[EXERCISE TASK]
Faithfully return all lines, omitting every embedded picture.

[TASK INPUT]
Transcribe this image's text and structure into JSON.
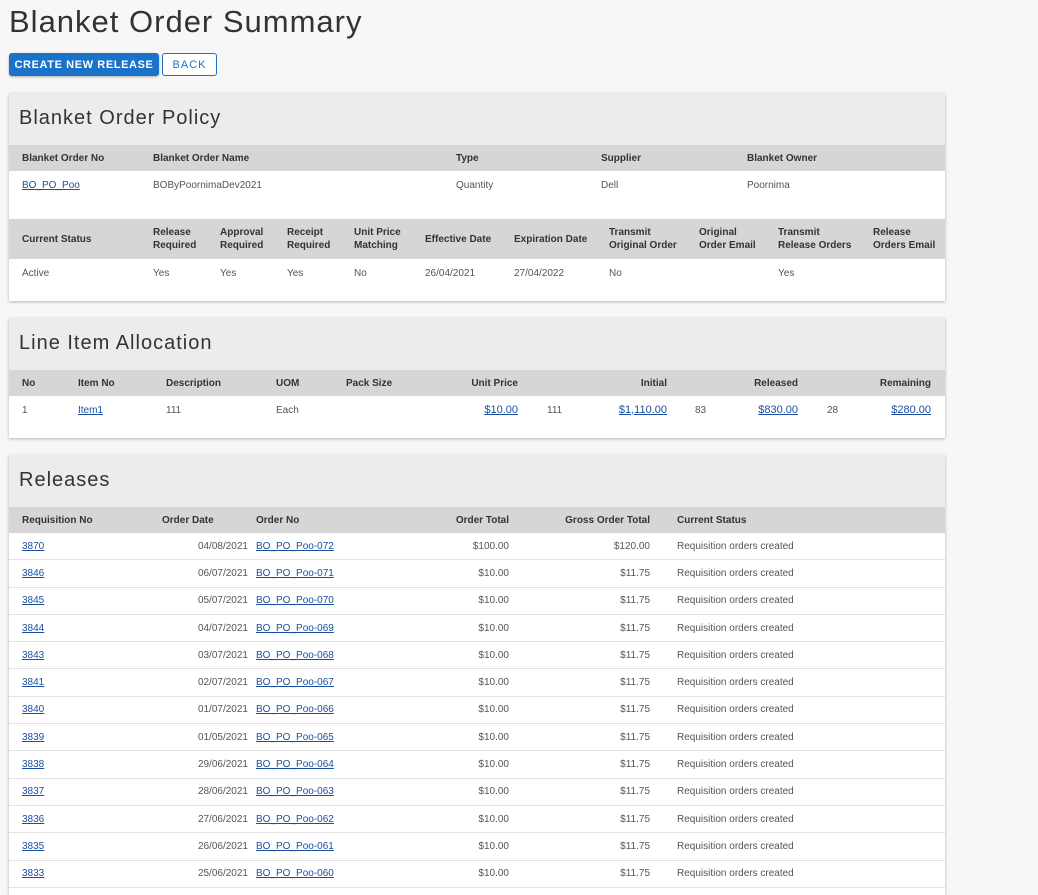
{
  "page": {
    "title": "Blanket Order Summary",
    "create_release_label": "CREATE NEW RELEASE",
    "back_label": "BACK"
  },
  "policy": {
    "heading": "Blanket Order Policy",
    "headers1": [
      "Blanket Order No",
      "Blanket Order Name",
      "Type",
      "Supplier",
      "Blanket Owner"
    ],
    "row1": {
      "order_no": "BO_PO_Poo",
      "order_name": "BOByPoornimaDev2021",
      "type": "Quantity",
      "supplier": "Dell",
      "owner": "Poornima"
    },
    "headers2": {
      "current_status": "Current Status",
      "release_required": [
        "Release",
        "Required"
      ],
      "approval_required": [
        "Approval",
        "Required"
      ],
      "receipt_required": [
        "Receipt",
        "Required"
      ],
      "unit_price_matching": [
        "Unit Price",
        "Matching"
      ],
      "effective_date": "Effective Date",
      "expiration_date": "Expiration Date",
      "transmit_original": [
        "Transmit",
        "Original Order"
      ],
      "original_email": [
        "Original",
        "Order Email"
      ],
      "transmit_release": [
        "Transmit",
        "Release Orders"
      ],
      "release_email": [
        "Release",
        "Orders Email"
      ]
    },
    "row2": {
      "current_status": "Active",
      "release_required": "Yes",
      "approval_required": "Yes",
      "receipt_required": "Yes",
      "unit_price_matching": "No",
      "effective_date": "26/04/2021",
      "expiration_date": "27/04/2022",
      "transmit_original": "No",
      "original_email": "",
      "transmit_release": "Yes",
      "release_email": ""
    }
  },
  "allocation": {
    "heading": "Line Item Allocation",
    "headers": {
      "no": "No",
      "item_no": "Item No",
      "description": "Description",
      "uom": "UOM",
      "pack_size": "Pack Size",
      "unit_price": "Unit Price",
      "initial": "Initial",
      "released": "Released",
      "remaining": "Remaining"
    },
    "row": {
      "no": "1",
      "item_no": "Item1",
      "description": "111",
      "uom": "Each",
      "pack_size": "",
      "unit_price": "$10.00",
      "initial_qty": "111",
      "initial_amount": "$1,110.00",
      "released_qty": "83",
      "released_amount": "$830.00",
      "remaining_qty": "28",
      "remaining_amount": "$280.00"
    }
  },
  "releases": {
    "heading": "Releases",
    "headers": [
      "Requisition No",
      "Order Date",
      "Order No",
      "Order Total",
      "Gross Order Total",
      "Current Status"
    ],
    "rows": [
      {
        "req": "3870",
        "date": "04/08/2021",
        "order": "BO_PO_Poo-072",
        "total": "$100.00",
        "gross": "$120.00",
        "status": "Requisition orders created"
      },
      {
        "req": "3846",
        "date": "06/07/2021",
        "order": "BO_PO_Poo-071",
        "total": "$10.00",
        "gross": "$11.75",
        "status": "Requisition orders created"
      },
      {
        "req": "3845",
        "date": "05/07/2021",
        "order": "BO_PO_Poo-070",
        "total": "$10.00",
        "gross": "$11.75",
        "status": "Requisition orders created"
      },
      {
        "req": "3844",
        "date": "04/07/2021",
        "order": "BO_PO_Poo-069",
        "total": "$10.00",
        "gross": "$11.75",
        "status": "Requisition orders created"
      },
      {
        "req": "3843",
        "date": "03/07/2021",
        "order": "BO_PO_Poo-068",
        "total": "$10.00",
        "gross": "$11.75",
        "status": "Requisition orders created"
      },
      {
        "req": "3841",
        "date": "02/07/2021",
        "order": "BO_PO_Poo-067",
        "total": "$10.00",
        "gross": "$11.75",
        "status": "Requisition orders created"
      },
      {
        "req": "3840",
        "date": "01/07/2021",
        "order": "BO_PO_Poo-066",
        "total": "$10.00",
        "gross": "$11.75",
        "status": "Requisition orders created"
      },
      {
        "req": "3839",
        "date": "01/05/2021",
        "order": "BO_PO_Poo-065",
        "total": "$10.00",
        "gross": "$11.75",
        "status": "Requisition orders created"
      },
      {
        "req": "3838",
        "date": "29/06/2021",
        "order": "BO_PO_Poo-064",
        "total": "$10.00",
        "gross": "$11.75",
        "status": "Requisition orders created"
      },
      {
        "req": "3837",
        "date": "28/06/2021",
        "order": "BO_PO_Poo-063",
        "total": "$10.00",
        "gross": "$11.75",
        "status": "Requisition orders created"
      },
      {
        "req": "3836",
        "date": "27/06/2021",
        "order": "BO_PO_Poo-062",
        "total": "$10.00",
        "gross": "$11.75",
        "status": "Requisition orders created"
      },
      {
        "req": "3835",
        "date": "26/06/2021",
        "order": "BO_PO_Poo-061",
        "total": "$10.00",
        "gross": "$11.75",
        "status": "Requisition orders created"
      },
      {
        "req": "3833",
        "date": "25/06/2021",
        "order": "BO_PO_Poo-060",
        "total": "$10.00",
        "gross": "$11.75",
        "status": "Requisition orders created"
      }
    ]
  },
  "colors": {
    "accent": "#1a73c8",
    "link": "#1a4fa0",
    "table_header_bg": "#d6d6d6",
    "card_header_bg": "#ececec",
    "page_bg": "#f7f7f7"
  }
}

[SOLVED EXERCISE]
Transcribe this image's text and structure into JSON.
{
  "page": {
    "title": "Blanket Order Summary",
    "create_release_label": "CREATE NEW RELEASE",
    "back_label": "BACK"
  },
  "policy": {
    "heading": "Blanket Order Policy",
    "headers1": [
      "Blanket Order No",
      "Blanket Order Name",
      "Type",
      "Supplier",
      "Blanket Owner"
    ],
    "row1": {
      "order_no": "BO_PO_Poo",
      "order_name": "BOByPoornimaDev2021",
      "type": "Quantity",
      "supplier": "Dell",
      "owner": "Poornima"
    },
    "headers2": {
      "current_status": "Current Status",
      "release_required": [
        "Release",
        "Required"
      ],
      "approval_required": [
        "Approval",
        "Required"
      ],
      "receipt_required": [
        "Receipt",
        "Required"
      ],
      "unit_price_matching": [
        "Unit Price",
        "Matching"
      ],
      "effective_date": "Effective Date",
      "expiration_date": "Expiration Date",
      "transmit_original": [
        "Transmit",
        "Original Order"
      ],
      "original_email": [
        "Original",
        "Order Email"
      ],
      "transmit_release": [
        "Transmit",
        "Release Orders"
      ],
      "release_email": [
        "Release",
        "Orders Email"
      ]
    },
    "row2": {
      "current_status": "Active",
      "release_required": "Yes",
      "approval_required": "Yes",
      "receipt_required": "Yes",
      "unit_price_matching": "No",
      "effective_date": "26/04/2021",
      "expiration_date": "27/04/2022",
      "transmit_original": "No",
      "original_email": "",
      "transmit_release": "Yes",
      "release_email": ""
    }
  },
  "allocation": {
    "heading": "Line Item Allocation",
    "headers": {
      "no": "No",
      "item_no": "Item No",
      "description": "Description",
      "uom": "UOM",
      "pack_size": "Pack Size",
      "unit_price": "Unit Price",
      "initial": "Initial",
      "released": "Released",
      "remaining": "Remaining"
    },
    "row": {
      "no": "1",
      "item_no": "Item1",
      "description": "111",
      "uom": "Each",
      "pack_size": "",
      "unit_price": "$10.00",
      "initial_qty": "111",
      "initial_amount": "$1,110.00",
      "released_qty": "83",
      "released_amount": "$830.00",
      "remaining_qty": "28",
      "remaining_amount": "$280.00"
    }
  },
  "releases": {
    "heading": "Releases",
    "headers": [
      "Requisition No",
      "Order Date",
      "Order No",
      "Order Total",
      "Gross Order Total",
      "Current Status"
    ],
    "rows": [
      {
        "req": "3870",
        "date": "04/08/2021",
        "order": "BO_PO_Poo-072",
        "total": "$100.00",
        "gross": "$120.00",
        "status": "Requisition orders created"
      },
      {
        "req": "3846",
        "date": "06/07/2021",
        "order": "BO_PO_Poo-071",
        "total": "$10.00",
        "gross": "$11.75",
        "status": "Requisition orders created"
      },
      {
        "req": "3845",
        "date": "05/07/2021",
        "order": "BO_PO_Poo-070",
        "total": "$10.00",
        "gross": "$11.75",
        "status": "Requisition orders created"
      },
      {
        "req": "3844",
        "date": "04/07/2021",
        "order": "BO_PO_Poo-069",
        "total": "$10.00",
        "gross": "$11.75",
        "status": "Requisition orders created"
      },
      {
        "req": "3843",
        "date": "03/07/2021",
        "order": "BO_PO_Poo-068",
        "total": "$10.00",
        "gross": "$11.75",
        "status": "Requisition orders created"
      },
      {
        "req": "3841",
        "date": "02/07/2021",
        "order": "BO_PO_Poo-067",
        "total": "$10.00",
        "gross": "$11.75",
        "status": "Requisition orders created"
      },
      {
        "req": "3840",
        "date": "01/07/2021",
        "order": "BO_PO_Poo-066",
        "total": "$10.00",
        "gross": "$11.75",
        "status": "Requisition orders created"
      },
      {
        "req": "3839",
        "date": "01/05/2021",
        "order": "BO_PO_Poo-065",
        "total": "$10.00",
        "gross": "$11.75",
        "status": "Requisition orders created"
      },
      {
        "req": "3838",
        "date": "29/06/2021",
        "order": "BO_PO_Poo-064",
        "total": "$10.00",
        "gross": "$11.75",
        "status": "Requisition orders created"
      },
      {
        "req": "3837",
        "date": "28/06/2021",
        "order": "BO_PO_Poo-063",
        "total": "$10.00",
        "gross": "$11.75",
        "status": "Requisition orders created"
      },
      {
        "req": "3836",
        "date": "27/06/2021",
        "order": "BO_PO_Poo-062",
        "total": "$10.00",
        "gross": "$11.75",
        "status": "Requisition orders created"
      },
      {
        "req": "3835",
        "date": "26/06/2021",
        "order": "BO_PO_Poo-061",
        "total": "$10.00",
        "gross": "$11.75",
        "status": "Requisition orders created"
      },
      {
        "req": "3833",
        "date": "25/06/2021",
        "order": "BO_PO_Poo-060",
        "total": "$10.00",
        "gross": "$11.75",
        "status": "Requisition orders created"
      }
    ]
  },
  "colors": {
    "accent": "#1a73c8",
    "link": "#1a4fa0",
    "table_header_bg": "#d6d6d6",
    "card_header_bg": "#ececec",
    "page_bg": "#f7f7f7"
  }
}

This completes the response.